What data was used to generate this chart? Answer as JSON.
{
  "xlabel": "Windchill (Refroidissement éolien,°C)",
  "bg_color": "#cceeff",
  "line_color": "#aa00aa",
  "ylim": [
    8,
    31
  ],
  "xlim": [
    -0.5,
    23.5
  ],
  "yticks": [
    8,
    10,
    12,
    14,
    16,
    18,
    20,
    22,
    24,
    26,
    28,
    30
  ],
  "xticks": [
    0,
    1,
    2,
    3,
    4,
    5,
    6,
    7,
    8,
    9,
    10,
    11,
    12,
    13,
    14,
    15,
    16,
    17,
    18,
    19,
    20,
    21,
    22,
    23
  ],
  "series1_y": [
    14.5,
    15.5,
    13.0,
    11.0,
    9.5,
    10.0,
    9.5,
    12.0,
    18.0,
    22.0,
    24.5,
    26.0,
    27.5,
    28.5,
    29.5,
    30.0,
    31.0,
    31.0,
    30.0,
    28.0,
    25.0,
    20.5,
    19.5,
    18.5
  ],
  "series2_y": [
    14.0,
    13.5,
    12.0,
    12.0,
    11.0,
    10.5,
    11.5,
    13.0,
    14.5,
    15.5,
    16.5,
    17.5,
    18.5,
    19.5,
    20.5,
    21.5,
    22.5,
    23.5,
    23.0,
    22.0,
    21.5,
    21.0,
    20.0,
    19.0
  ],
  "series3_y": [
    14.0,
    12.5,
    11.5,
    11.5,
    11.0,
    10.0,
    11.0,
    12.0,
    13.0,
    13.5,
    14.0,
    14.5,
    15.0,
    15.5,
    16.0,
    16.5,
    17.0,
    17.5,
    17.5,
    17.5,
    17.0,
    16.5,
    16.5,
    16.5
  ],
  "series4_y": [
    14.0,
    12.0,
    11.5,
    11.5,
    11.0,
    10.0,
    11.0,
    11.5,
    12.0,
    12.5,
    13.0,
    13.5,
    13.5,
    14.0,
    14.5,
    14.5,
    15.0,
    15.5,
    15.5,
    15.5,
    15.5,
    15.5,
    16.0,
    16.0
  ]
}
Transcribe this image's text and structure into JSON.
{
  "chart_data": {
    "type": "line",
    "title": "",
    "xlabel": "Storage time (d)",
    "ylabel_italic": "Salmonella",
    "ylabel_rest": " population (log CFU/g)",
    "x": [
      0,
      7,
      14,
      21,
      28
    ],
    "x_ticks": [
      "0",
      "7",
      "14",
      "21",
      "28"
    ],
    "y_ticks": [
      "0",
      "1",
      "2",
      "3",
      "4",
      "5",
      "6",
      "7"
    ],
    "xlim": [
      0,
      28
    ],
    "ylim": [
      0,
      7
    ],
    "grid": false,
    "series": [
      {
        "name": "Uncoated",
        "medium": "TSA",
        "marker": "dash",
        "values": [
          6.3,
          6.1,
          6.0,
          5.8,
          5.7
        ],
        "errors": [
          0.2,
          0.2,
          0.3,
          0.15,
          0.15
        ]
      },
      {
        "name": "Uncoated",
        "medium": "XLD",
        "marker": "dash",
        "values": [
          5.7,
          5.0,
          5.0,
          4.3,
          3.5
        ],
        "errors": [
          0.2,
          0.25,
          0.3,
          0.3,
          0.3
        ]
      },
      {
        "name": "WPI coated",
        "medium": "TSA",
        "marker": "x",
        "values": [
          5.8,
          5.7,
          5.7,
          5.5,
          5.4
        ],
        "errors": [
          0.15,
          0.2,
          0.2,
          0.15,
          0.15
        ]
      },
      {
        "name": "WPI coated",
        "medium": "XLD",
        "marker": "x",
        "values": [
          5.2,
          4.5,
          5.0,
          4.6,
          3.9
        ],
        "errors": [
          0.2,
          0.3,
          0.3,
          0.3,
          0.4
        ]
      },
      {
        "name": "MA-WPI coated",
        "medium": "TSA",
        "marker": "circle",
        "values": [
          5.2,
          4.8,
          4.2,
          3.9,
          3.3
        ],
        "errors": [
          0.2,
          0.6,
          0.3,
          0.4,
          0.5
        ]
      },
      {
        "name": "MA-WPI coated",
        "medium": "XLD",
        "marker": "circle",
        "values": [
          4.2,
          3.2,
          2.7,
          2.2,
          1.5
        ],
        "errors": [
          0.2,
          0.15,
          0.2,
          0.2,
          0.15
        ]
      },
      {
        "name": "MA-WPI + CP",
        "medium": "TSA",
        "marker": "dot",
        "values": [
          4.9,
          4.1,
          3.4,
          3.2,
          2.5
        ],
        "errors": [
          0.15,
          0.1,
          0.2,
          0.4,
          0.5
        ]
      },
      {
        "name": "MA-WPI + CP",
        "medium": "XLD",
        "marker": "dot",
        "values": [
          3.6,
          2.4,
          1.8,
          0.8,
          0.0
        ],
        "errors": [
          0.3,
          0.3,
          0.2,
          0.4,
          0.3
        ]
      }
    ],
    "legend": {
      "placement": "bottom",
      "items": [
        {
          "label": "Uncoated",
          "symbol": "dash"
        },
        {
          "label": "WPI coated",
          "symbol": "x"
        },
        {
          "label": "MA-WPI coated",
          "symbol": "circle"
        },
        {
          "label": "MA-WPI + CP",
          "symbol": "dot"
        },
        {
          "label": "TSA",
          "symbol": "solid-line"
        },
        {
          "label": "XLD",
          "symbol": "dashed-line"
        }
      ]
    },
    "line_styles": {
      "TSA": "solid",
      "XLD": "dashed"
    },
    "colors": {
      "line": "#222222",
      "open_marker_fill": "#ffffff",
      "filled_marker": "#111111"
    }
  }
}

.....

▸ **YOUR GOAL**
Extract all of the data exactly as written.

▸ **EXERCISE OUTPUT**
What data was used to generate this chart? Answer as JSON.
{
  "xlabel": "Windchill (Refroidissement éolien,°C)",
  "bg_color": "#cceeff",
  "line_color": "#aa00aa",
  "ylim": [
    8,
    31
  ],
  "xlim": [
    -0.5,
    23.5
  ],
  "yticks": [
    8,
    10,
    12,
    14,
    16,
    18,
    20,
    22,
    24,
    26,
    28,
    30
  ],
  "xticks": [
    0,
    1,
    2,
    3,
    4,
    5,
    6,
    7,
    8,
    9,
    10,
    11,
    12,
    13,
    14,
    15,
    16,
    17,
    18,
    19,
    20,
    21,
    22,
    23
  ],
  "series1_y": [
    14.5,
    15.5,
    13.0,
    11.0,
    9.5,
    10.0,
    9.5,
    12.0,
    18.0,
    22.0,
    24.5,
    26.0,
    27.5,
    28.5,
    29.5,
    30.0,
    31.0,
    31.0,
    30.0,
    28.0,
    25.0,
    20.5,
    19.5,
    18.5
  ],
  "series2_y": [
    14.0,
    13.5,
    12.0,
    12.0,
    11.0,
    10.5,
    11.5,
    13.0,
    14.5,
    15.5,
    16.5,
    17.5,
    18.5,
    19.5,
    20.5,
    21.5,
    22.5,
    23.5,
    23.0,
    22.0,
    21.5,
    21.0,
    20.0,
    19.0
  ],
  "series3_y": [
    14.0,
    12.5,
    11.5,
    11.5,
    11.0,
    10.0,
    11.0,
    12.0,
    13.0,
    13.5,
    14.0,
    14.5,
    15.0,
    15.5,
    16.0,
    16.5,
    17.0,
    17.5,
    17.5,
    17.5,
    17.0,
    16.5,
    16.5,
    16.5
  ],
  "series4_y": [
    14.0,
    12.0,
    11.5,
    11.5,
    11.0,
    10.0,
    11.0,
    11.5,
    12.0,
    12.5,
    13.0,
    13.5,
    13.5,
    14.0,
    14.5,
    14.5,
    15.0,
    15.5,
    15.5,
    15.5,
    15.5,
    15.5,
    16.0,
    16.0
  ]
}
Transcribe this image's text and structure into JSON.
{
  "chart_data": {
    "type": "line",
    "title": "",
    "xlabel": "Storage time (d)",
    "ylabel_italic": "Salmonella",
    "ylabel_rest": " population (log CFU/g)",
    "x": [
      0,
      7,
      14,
      21,
      28
    ],
    "x_ticks": [
      "0",
      "7",
      "14",
      "21",
      "28"
    ],
    "y_ticks": [
      "0",
      "1",
      "2",
      "3",
      "4",
      "5",
      "6",
      "7"
    ],
    "xlim": [
      0,
      28
    ],
    "ylim": [
      0,
      7
    ],
    "grid": false,
    "series": [
      {
        "name": "Uncoated",
        "medium": "TSA",
        "marker": "dash",
        "values": [
          6.3,
          6.1,
          6.0,
          5.8,
          5.7
        ],
        "errors": [
          0.2,
          0.2,
          0.3,
          0.15,
          0.15
        ]
      },
      {
        "name": "Uncoated",
        "medium": "XLD",
        "marker": "dash",
        "values": [
          5.7,
          5.0,
          5.0,
          4.3,
          3.5
        ],
        "errors": [
          0.2,
          0.25,
          0.3,
          0.3,
          0.3
        ]
      },
      {
        "name": "WPI coated",
        "medium": "TSA",
        "marker": "x",
        "values": [
          5.8,
          5.7,
          5.7,
          5.5,
          5.4
        ],
        "errors": [
          0.15,
          0.2,
          0.2,
          0.15,
          0.15
        ]
      },
      {
        "name": "WPI coated",
        "medium": "XLD",
        "marker": "x",
        "values": [
          5.2,
          4.5,
          5.0,
          4.6,
          3.9
        ],
        "errors": [
          0.2,
          0.3,
          0.3,
          0.3,
          0.4
        ]
      },
      {
        "name": "MA-WPI coated",
        "medium": "TSA",
        "marker": "circle",
        "values": [
          5.2,
          4.8,
          4.2,
          3.9,
          3.3
        ],
        "errors": [
          0.2,
          0.6,
          0.3,
          0.4,
          0.5
        ]
      },
      {
        "name": "MA-WPI coated",
        "medium": "XLD",
        "marker": "circle",
        "values": [
          4.2,
          3.2,
          2.7,
          2.2,
          1.5
        ],
        "errors": [
          0.2,
          0.15,
          0.2,
          0.2,
          0.15
        ]
      },
      {
        "name": "MA-WPI + CP",
        "medium": "TSA",
        "marker": "dot",
        "values": [
          4.9,
          4.1,
          3.4,
          3.2,
          2.5
        ],
        "errors": [
          0.15,
          0.1,
          0.2,
          0.4,
          0.5
        ]
      },
      {
        "name": "MA-WPI + CP",
        "medium": "XLD",
        "marker": "dot",
        "values": [
          3.6,
          2.4,
          1.8,
          0.8,
          0.0
        ],
        "errors": [
          0.3,
          0.3,
          0.2,
          0.4,
          0.3
        ]
      }
    ],
    "legend": {
      "placement": "bottom",
      "items": [
        {
          "label": "Uncoated",
          "symbol": "dash"
        },
        {
          "label": "WPI coated",
          "symbol": "x"
        },
        {
          "label": "MA-WPI coated",
          "symbol": "circle"
        },
        {
          "label": "MA-WPI + CP",
          "symbol": "dot"
        },
        {
          "label": "TSA",
          "symbol": "solid-line"
        },
        {
          "label": "XLD",
          "symbol": "dashed-line"
        }
      ]
    },
    "line_styles": {
      "TSA": "solid",
      "XLD": "dashed"
    },
    "colors": {
      "line": "#222222",
      "open_marker_fill": "#ffffff",
      "filled_marker": "#111111"
    }
  }
}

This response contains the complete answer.